→ **Short exercise**
Show every line where "holotype" occurs.

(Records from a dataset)
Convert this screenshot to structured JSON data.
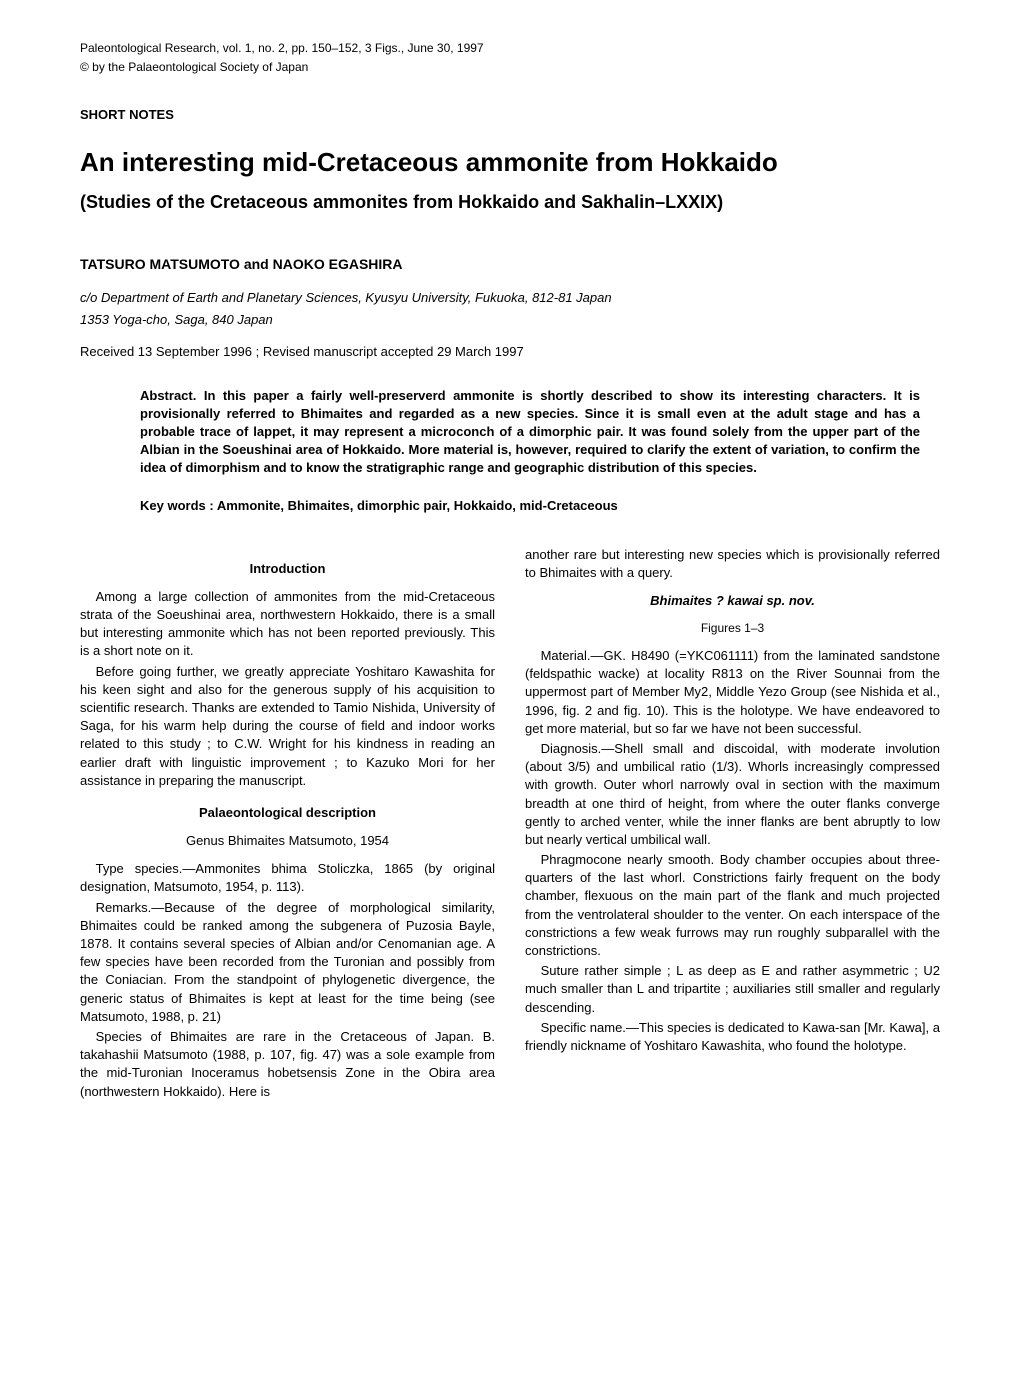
{
  "header": {
    "citation": "Paleontological Research, vol. 1, no. 2, pp. 150–152, 3 Figs., June 30, 1997",
    "copyright": "© by the Palaeontological Society of Japan",
    "shortNotes": "SHORT NOTES"
  },
  "title": "An interesting mid-Cretaceous ammonite from Hokkaido",
  "subtitle": "(Studies of the Cretaceous ammonites from Hokkaido and Sakhalin–LXXIX)",
  "authors": "TATSURO MATSUMOTO and NAOKO EGASHIRA",
  "affiliation1": "c/o Department of Earth and Planetary Sciences, Kyusyu University, Fukuoka, 812-81 Japan",
  "affiliation2": "1353 Yoga-cho, Saga, 840 Japan",
  "received": "Received 13 September 1996 ; Revised manuscript accepted 29 March 1997",
  "abstract": {
    "label": "Abstract.",
    "text": "In this paper a fairly well-preserverd ammonite is shortly described to show its interesting characters. It is provisionally referred to Bhimaites and regarded as a new species. Since it is small even at the adult stage and has a probable trace of lappet, it may represent a microconch of a dimorphic pair. It was found solely from the upper part of the Albian in the Soeushinai area of Hokkaido. More material is, however, required to clarify the extent of variation, to confirm the idea of dimorphism and to know the stratigraphic range and geographic distribution of this species."
  },
  "keywords": {
    "label": "Key words :",
    "text": "Ammonite, Bhimaites, dimorphic pair, Hokkaido, mid-Cretaceous"
  },
  "left": {
    "introHeading": "Introduction",
    "intro1": "Among a large collection of ammonites from the mid-Cretaceous strata of the Soeushinai area, northwestern Hokkaido, there is a small but interesting ammonite which has not been reported previously. This is a short note on it.",
    "intro2": "Before going further, we greatly appreciate Yoshitaro Kawashita for his keen sight and also for the generous supply of his acquisition to scientific research. Thanks are extended to Tamio Nishida, University of Saga, for his warm help during the course of field and indoor works related to this study ; to C.W. Wright for his kindness in reading an earlier draft with linguistic improvement ; to Kazuko Mori for her assistance in preparing the manuscript.",
    "palHeading": "Palaeontological description",
    "genus": "Genus Bhimaites Matsumoto, 1954",
    "typeSpecies": "Type species.—Ammonites bhima Stoliczka, 1865 (by original designation, Matsumoto, 1954, p. 113).",
    "remarks": "Remarks.—Because of the degree of morphological similarity, Bhimaites could be ranked among the subgenera of Puzosia Bayle, 1878. It contains several species of Albian and/or Cenomanian age. A few species have been recorded from the Turonian and possibly from the Coniacian. From the standpoint of phylogenetic divergence, the generic status of Bhimaites is kept at least for the time being (see Matsumoto, 1988, p. 21)",
    "species": "Species of Bhimaites are rare in the Cretaceous of Japan. B. takahashii Matsumoto (1988, p. 107, fig. 47) was a sole example from the mid-Turonian Inoceramus hobetsensis Zone in the Obira area (northwestern Hokkaido). Here is"
  },
  "right": {
    "continuation": "another rare but interesting new species which is provisionally referred to Bhimaites with a query.",
    "speciesHeading": "Bhimaites ? kawai sp. nov.",
    "figuresLabel": "Figures 1–3",
    "material": "Material.—GK. H8490 (=YKC061111) from the laminated sandstone (feldspathic wacke) at locality R813 on the River Sounnai from the uppermost part of Member My2, Middle Yezo Group (see Nishida et al., 1996, fig. 2 and fig. 10). This is the holotype. We have endeavored to get more material, but so far we have not been successful.",
    "diagnosis": "Diagnosis.—Shell small and discoidal, with moderate involution (about 3/5) and umbilical ratio (1/3). Whorls increasingly compressed with growth. Outer whorl narrowly oval in section with the maximum breadth at one third of height, from where the outer flanks converge gently to arched venter, while the inner flanks are bent abruptly to low but nearly vertical umbilical wall.",
    "phragmocone": "Phragmocone nearly smooth. Body chamber occupies about three-quarters of the last whorl. Constrictions fairly frequent on the body chamber, flexuous on the main part of the flank and much projected from the ventrolateral shoulder to the venter. On each interspace of the constrictions a few weak furrows may run roughly subparallel with the constrictions.",
    "suture": "Suture rather simple ; L as deep as E and rather asymmetric ; U2 much smaller than L and tripartite ; auxiliaries still smaller and regularly descending.",
    "specificName": "Specific name.—This species is dedicated to Kawa-san [Mr. Kawa], a friendly nickname of Yoshitaro Kawashita, who found the holotype."
  }
}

→ **Answer to this task**
    "material": "Material.—GK. H8490 (=YKC061111) from the laminated sandstone (feldspathic wacke) at locality R813 on the River Sounnai from the uppermost part of Member My2, Middle Yezo Group (see Nishida et al., 1996, fig. 2 and fig. 10). This is the holotype. We have endeavored to get more material, but so far we have not been successful.",
    "specificName": "Specific name.—This species is dedicated to Kawa-san [Mr. Kawa], a friendly nickname of Yoshitaro Kawashita, who found the holotype."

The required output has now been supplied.